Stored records

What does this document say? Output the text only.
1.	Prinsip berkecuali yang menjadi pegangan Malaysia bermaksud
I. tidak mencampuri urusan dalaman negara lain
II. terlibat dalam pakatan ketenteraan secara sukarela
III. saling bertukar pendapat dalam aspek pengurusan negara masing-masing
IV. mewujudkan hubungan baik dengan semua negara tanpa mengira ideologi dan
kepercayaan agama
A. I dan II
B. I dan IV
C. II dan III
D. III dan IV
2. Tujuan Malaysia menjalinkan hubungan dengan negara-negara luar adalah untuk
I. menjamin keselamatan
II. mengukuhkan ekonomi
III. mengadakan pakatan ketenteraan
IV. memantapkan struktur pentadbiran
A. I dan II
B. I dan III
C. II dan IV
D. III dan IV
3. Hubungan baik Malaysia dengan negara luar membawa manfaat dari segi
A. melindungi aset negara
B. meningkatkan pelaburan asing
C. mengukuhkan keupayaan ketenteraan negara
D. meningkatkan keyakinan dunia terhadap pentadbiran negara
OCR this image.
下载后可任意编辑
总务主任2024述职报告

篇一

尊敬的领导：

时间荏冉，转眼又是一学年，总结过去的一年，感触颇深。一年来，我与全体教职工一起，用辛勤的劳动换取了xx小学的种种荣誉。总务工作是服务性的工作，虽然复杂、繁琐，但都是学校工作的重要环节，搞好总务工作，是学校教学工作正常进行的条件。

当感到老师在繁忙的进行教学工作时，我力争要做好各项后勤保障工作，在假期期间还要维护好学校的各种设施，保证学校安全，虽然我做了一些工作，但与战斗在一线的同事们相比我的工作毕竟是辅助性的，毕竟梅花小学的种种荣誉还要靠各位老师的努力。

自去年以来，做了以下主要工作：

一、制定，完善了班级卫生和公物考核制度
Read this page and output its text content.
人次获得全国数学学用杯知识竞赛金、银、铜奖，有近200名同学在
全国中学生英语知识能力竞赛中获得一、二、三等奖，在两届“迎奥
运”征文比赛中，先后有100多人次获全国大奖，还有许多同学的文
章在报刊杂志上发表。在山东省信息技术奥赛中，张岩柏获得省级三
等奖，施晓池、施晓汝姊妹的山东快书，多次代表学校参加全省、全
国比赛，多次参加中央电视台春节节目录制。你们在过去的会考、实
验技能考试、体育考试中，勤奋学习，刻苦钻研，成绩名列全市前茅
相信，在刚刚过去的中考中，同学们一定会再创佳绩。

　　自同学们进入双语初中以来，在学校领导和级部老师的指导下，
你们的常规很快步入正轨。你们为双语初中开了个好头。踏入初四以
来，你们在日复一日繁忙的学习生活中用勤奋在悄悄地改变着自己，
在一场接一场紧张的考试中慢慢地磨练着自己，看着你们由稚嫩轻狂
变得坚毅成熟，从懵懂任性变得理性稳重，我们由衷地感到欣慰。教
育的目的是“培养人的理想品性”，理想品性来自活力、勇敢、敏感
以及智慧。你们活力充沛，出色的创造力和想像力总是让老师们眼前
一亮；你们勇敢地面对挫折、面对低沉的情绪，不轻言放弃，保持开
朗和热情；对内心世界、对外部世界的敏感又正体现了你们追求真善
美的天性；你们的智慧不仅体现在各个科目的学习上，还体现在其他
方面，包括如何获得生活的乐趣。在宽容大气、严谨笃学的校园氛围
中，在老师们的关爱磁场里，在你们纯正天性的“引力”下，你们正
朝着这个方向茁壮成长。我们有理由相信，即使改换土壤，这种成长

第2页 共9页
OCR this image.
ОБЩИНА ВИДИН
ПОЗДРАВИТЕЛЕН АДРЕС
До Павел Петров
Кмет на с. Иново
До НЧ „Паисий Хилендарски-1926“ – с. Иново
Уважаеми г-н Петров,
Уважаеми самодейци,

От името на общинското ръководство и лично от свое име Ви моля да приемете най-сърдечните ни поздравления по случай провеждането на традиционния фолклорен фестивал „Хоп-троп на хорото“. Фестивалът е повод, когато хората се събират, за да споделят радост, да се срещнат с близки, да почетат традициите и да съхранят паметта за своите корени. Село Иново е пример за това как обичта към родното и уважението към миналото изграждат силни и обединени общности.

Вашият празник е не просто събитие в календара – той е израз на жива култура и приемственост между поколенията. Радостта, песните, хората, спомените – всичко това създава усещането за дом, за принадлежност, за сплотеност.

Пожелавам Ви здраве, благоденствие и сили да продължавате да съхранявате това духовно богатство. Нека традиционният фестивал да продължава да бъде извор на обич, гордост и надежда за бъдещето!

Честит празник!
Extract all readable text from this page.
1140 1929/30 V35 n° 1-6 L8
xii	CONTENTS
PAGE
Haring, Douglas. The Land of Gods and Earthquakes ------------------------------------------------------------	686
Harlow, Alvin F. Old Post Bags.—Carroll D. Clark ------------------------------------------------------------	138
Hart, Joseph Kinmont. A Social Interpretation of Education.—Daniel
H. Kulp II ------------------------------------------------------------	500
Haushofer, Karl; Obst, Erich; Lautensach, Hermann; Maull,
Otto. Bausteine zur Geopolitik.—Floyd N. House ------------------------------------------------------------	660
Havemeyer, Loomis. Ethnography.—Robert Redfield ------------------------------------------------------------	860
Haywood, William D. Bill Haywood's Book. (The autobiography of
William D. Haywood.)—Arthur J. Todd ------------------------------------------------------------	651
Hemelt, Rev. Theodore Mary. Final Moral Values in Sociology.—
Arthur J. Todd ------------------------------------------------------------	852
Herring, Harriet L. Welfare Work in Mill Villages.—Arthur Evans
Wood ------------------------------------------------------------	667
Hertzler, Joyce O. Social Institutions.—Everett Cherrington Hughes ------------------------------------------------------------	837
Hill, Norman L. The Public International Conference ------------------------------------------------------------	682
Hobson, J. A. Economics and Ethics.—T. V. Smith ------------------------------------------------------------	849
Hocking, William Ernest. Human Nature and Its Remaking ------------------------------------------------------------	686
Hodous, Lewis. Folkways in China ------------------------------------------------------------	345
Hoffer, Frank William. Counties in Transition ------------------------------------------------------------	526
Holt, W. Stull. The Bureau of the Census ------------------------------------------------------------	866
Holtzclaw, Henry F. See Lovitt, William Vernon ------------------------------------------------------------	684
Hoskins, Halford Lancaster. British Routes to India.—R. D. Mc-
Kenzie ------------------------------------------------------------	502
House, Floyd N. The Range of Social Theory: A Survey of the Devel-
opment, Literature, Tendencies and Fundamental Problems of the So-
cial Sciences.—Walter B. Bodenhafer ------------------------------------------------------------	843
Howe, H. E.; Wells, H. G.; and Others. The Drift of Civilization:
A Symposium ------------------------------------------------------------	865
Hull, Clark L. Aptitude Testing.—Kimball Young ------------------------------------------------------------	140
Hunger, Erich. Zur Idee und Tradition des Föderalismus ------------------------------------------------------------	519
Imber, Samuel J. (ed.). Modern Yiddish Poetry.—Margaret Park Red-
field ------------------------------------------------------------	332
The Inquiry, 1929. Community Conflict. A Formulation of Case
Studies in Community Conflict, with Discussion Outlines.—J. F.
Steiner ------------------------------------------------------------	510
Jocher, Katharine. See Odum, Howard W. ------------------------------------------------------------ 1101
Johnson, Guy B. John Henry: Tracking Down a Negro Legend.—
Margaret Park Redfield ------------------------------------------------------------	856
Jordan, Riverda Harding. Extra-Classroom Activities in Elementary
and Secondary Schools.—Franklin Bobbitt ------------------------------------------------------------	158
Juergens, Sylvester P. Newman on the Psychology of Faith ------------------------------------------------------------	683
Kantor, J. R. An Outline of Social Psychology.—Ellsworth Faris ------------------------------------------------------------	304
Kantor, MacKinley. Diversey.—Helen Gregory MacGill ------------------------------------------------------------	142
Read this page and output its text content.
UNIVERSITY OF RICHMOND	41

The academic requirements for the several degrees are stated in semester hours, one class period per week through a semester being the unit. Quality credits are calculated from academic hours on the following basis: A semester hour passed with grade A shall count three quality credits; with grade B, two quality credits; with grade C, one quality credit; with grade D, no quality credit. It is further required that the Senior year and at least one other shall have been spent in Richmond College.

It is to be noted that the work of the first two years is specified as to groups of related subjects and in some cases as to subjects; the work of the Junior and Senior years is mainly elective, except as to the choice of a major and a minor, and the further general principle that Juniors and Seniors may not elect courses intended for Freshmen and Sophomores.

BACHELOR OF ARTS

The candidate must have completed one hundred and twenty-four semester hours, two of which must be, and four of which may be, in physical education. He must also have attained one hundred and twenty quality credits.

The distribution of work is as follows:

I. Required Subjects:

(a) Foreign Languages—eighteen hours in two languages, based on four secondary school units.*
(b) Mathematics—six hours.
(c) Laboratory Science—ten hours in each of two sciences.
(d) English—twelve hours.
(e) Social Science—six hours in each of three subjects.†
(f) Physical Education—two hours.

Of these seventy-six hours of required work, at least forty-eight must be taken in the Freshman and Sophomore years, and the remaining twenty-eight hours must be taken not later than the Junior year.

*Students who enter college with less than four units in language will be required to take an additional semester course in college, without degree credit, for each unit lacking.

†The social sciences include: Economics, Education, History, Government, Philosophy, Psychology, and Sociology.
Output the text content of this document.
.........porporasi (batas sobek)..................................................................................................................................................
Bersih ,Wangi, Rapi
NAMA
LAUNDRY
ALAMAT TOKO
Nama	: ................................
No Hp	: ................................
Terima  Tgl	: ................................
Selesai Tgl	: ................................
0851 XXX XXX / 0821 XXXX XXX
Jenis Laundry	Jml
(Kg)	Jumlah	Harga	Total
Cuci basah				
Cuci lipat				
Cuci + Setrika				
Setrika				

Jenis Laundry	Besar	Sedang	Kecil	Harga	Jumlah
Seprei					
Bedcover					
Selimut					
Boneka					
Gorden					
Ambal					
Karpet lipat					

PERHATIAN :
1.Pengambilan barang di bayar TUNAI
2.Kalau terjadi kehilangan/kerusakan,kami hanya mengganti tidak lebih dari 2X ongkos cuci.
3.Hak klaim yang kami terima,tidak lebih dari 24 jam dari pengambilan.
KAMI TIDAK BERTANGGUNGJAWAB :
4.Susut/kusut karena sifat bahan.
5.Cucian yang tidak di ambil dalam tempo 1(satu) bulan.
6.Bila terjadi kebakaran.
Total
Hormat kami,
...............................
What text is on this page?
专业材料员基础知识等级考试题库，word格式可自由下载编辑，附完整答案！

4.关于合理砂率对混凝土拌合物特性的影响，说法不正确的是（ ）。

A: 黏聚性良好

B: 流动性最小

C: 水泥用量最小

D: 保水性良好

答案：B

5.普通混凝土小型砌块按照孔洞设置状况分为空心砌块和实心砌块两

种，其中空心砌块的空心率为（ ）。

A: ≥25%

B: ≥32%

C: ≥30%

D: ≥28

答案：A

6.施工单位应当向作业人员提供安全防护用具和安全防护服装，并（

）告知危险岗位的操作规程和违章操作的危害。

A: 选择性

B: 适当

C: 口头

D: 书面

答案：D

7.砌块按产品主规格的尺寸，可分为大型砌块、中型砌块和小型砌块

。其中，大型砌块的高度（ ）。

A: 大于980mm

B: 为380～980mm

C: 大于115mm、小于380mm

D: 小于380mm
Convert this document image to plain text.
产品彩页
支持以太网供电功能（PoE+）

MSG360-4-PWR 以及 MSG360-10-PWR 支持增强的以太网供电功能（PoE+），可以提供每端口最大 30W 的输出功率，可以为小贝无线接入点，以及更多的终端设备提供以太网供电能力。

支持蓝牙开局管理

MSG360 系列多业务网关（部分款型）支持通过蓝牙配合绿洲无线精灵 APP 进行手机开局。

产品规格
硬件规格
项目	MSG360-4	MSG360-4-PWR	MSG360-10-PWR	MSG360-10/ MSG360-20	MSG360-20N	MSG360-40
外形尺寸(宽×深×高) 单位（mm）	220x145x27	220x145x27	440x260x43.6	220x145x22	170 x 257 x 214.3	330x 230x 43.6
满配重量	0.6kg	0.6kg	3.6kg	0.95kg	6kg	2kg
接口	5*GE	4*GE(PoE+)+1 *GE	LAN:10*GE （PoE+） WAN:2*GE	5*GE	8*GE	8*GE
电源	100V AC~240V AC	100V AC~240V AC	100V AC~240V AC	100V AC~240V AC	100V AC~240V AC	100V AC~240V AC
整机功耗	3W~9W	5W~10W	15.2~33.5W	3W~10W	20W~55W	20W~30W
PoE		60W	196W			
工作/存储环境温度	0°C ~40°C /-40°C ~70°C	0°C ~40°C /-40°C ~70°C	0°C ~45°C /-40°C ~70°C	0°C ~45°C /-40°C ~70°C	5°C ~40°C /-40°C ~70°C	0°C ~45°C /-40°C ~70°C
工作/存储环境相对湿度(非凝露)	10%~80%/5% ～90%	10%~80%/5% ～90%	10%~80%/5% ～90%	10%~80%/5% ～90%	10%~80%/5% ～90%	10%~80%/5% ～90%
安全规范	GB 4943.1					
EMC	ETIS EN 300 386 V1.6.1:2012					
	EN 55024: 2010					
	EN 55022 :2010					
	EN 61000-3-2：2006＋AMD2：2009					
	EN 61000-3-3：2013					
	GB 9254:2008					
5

YOUR OBJECTIVE
Look through the data above. Each line containing the word "than" needs to be copied.

EXERCISE OUTPUT
Of these seventy-six hours of required work, at least forty-eight must be taken in the Freshman and Sophomore years, and the remaining twenty-eight hours must be taken not later than the Junior year.
*Students who enter college with less than four units in language will be required to take an additional semester course in college, without degree credit, for each unit lacking.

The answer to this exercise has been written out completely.